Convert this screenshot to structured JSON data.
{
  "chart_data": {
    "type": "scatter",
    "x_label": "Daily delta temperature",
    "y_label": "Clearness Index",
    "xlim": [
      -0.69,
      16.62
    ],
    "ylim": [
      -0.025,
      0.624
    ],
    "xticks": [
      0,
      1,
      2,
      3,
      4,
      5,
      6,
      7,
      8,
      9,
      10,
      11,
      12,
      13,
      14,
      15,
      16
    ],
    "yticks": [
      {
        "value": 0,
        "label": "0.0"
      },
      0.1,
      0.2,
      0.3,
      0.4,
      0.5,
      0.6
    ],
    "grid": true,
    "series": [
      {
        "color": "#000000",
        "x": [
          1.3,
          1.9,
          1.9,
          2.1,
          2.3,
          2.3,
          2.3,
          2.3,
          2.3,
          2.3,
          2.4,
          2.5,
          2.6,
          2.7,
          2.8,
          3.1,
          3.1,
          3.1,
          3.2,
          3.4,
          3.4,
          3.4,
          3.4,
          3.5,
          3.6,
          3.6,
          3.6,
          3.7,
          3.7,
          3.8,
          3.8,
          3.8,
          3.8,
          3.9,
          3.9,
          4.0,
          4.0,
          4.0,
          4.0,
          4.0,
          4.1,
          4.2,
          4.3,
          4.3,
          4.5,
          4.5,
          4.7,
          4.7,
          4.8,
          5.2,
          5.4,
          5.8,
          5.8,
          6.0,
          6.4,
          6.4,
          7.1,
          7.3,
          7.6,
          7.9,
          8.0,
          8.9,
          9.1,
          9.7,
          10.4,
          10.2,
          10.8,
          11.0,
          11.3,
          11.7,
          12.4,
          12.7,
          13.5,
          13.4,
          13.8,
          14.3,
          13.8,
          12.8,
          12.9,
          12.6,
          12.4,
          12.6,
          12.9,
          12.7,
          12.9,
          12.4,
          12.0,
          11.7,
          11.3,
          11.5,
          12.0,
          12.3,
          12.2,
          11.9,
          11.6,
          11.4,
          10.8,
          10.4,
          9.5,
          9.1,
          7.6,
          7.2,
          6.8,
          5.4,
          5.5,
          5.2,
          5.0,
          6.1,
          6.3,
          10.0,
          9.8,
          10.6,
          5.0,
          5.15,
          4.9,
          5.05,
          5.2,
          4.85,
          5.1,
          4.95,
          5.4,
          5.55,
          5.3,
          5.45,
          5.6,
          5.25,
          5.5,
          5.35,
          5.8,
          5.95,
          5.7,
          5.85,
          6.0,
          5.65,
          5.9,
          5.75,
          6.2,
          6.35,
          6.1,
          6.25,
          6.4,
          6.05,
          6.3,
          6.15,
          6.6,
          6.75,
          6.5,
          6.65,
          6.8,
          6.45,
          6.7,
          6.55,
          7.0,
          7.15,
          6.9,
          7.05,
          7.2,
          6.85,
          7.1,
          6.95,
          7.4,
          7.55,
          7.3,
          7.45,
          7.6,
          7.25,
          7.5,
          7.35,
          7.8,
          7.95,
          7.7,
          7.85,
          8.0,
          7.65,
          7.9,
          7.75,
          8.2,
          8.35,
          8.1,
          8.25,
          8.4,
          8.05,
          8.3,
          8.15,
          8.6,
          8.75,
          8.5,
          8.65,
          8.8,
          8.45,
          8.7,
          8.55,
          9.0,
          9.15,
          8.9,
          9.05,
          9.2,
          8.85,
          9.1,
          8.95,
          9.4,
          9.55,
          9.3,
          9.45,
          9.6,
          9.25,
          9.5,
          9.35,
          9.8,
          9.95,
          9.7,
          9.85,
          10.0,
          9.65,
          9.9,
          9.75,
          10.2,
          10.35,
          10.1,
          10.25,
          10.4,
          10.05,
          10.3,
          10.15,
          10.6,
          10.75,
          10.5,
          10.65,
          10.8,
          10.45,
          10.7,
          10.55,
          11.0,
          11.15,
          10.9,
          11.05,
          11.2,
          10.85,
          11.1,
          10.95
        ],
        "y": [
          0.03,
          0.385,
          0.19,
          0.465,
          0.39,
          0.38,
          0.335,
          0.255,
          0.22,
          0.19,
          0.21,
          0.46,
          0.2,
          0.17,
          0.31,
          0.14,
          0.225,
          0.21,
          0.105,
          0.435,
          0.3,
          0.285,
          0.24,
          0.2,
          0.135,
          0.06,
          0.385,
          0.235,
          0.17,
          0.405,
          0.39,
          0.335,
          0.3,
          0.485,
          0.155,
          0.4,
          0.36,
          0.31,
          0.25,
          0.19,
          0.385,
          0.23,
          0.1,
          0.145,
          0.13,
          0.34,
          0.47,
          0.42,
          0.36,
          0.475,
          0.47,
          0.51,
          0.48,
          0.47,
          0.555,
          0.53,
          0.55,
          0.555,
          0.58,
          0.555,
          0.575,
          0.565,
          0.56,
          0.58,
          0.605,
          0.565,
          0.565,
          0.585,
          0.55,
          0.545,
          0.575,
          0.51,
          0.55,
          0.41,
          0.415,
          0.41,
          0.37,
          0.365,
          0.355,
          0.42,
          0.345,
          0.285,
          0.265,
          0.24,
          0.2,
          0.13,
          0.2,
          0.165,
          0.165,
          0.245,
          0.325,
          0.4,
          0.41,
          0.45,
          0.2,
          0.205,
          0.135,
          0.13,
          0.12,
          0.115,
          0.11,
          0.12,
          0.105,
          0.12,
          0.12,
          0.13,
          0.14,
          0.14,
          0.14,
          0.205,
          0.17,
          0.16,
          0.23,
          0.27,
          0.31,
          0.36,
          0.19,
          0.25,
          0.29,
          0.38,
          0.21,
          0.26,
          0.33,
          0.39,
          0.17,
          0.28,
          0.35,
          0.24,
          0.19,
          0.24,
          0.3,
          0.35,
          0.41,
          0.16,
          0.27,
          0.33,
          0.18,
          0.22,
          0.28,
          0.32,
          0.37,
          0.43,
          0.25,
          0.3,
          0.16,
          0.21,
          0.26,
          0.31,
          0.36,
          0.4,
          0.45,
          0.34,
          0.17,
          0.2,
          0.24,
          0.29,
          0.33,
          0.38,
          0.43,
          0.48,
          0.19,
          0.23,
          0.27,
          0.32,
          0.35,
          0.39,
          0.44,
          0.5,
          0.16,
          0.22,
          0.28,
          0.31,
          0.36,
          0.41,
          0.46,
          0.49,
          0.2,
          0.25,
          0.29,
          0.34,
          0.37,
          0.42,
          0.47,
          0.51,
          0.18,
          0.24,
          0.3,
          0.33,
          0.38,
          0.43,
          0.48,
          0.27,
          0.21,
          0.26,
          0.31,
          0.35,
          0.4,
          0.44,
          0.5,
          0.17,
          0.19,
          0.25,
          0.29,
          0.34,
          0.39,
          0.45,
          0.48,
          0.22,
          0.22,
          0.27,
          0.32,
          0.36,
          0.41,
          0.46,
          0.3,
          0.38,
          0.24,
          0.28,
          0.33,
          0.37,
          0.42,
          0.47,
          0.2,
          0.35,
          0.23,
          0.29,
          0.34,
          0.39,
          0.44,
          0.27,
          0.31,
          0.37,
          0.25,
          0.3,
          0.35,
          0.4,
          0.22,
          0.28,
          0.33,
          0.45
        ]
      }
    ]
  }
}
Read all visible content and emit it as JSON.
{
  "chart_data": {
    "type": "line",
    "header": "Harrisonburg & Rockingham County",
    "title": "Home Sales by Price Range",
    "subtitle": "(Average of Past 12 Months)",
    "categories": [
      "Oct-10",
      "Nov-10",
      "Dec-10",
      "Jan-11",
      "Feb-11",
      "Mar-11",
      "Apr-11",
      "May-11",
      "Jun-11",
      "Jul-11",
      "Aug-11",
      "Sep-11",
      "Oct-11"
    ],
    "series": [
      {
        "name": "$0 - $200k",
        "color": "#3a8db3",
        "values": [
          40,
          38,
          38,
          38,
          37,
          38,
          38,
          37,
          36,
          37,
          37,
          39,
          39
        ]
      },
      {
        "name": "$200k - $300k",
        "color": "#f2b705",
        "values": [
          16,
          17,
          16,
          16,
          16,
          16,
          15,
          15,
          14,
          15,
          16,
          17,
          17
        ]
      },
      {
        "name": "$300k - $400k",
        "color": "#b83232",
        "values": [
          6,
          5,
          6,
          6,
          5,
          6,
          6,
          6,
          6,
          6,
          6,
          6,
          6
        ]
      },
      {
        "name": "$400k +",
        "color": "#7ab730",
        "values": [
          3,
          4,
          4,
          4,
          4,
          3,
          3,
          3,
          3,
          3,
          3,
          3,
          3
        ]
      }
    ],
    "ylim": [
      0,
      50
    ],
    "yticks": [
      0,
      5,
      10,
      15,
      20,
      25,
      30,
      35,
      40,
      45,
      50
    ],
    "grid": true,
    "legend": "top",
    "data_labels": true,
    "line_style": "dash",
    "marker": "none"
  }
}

SHORT EXERCISE
Beginning at the line where "Read all visible content and emit it as JSON." appears, extract each line through the end of the data above; keep them exact and include nothing else.

COMPLETE RESPONSE
Read all visible content and emit it as JSON.
{
  "chart_data": {
    "type": "line",
    "header": "Harrisonburg & Rockingham County",
    "title": "Home Sales by Price Range",
    "subtitle": "(Average of Past 12 Months)",
    "categories": [
      "Oct-10",
      "Nov-10",
      "Dec-10",
      "Jan-11",
      "Feb-11",
      "Mar-11",
      "Apr-11",
      "May-11",
      "Jun-11",
      "Jul-11",
      "Aug-11",
      "Sep-11",
      "Oct-11"
    ],
    "series": [
      {
        "name": "$0 - $200k",
        "color": "#3a8db3",
        "values": [
          40,
          38,
          38,
          38,
          37,
          38,
          38,
          37,
          36,
          37,
          37,
          39,
          39
        ]
      },
      {
        "name": "$200k - $300k",
        "color": "#f2b705",
        "values": [
          16,
          17,
          16,
          16,
          16,
          16,
          15,
          15,
          14,
          15,
          16,
          17,
          17
        ]
      },
      {
        "name": "$300k - $400k",
        "color": "#b83232",
        "values": [
          6,
          5,
          6,
          6,
          5,
          6,
          6,
          6,
          6,
          6,
          6,
          6,
          6
        ]
      },
      {
        "name": "$400k +",
        "color": "#7ab730",
        "values": [
          3,
          4,
          4,
          4,
          4,
          3,
          3,
          3,
          3,
          3,
          3,
          3,
          3
        ]
      }
    ],
    "ylim": [
      0,
      50
    ],
    "yticks": [
      0,
      5,
      10,
      15,
      20,
      25,
      30,
      35,
      40,
      45,
      50
    ],
    "grid": true,
    "legend": "top",
    "data_labels": true,
    "line_style": "dash",
    "marker": "none"
  }
}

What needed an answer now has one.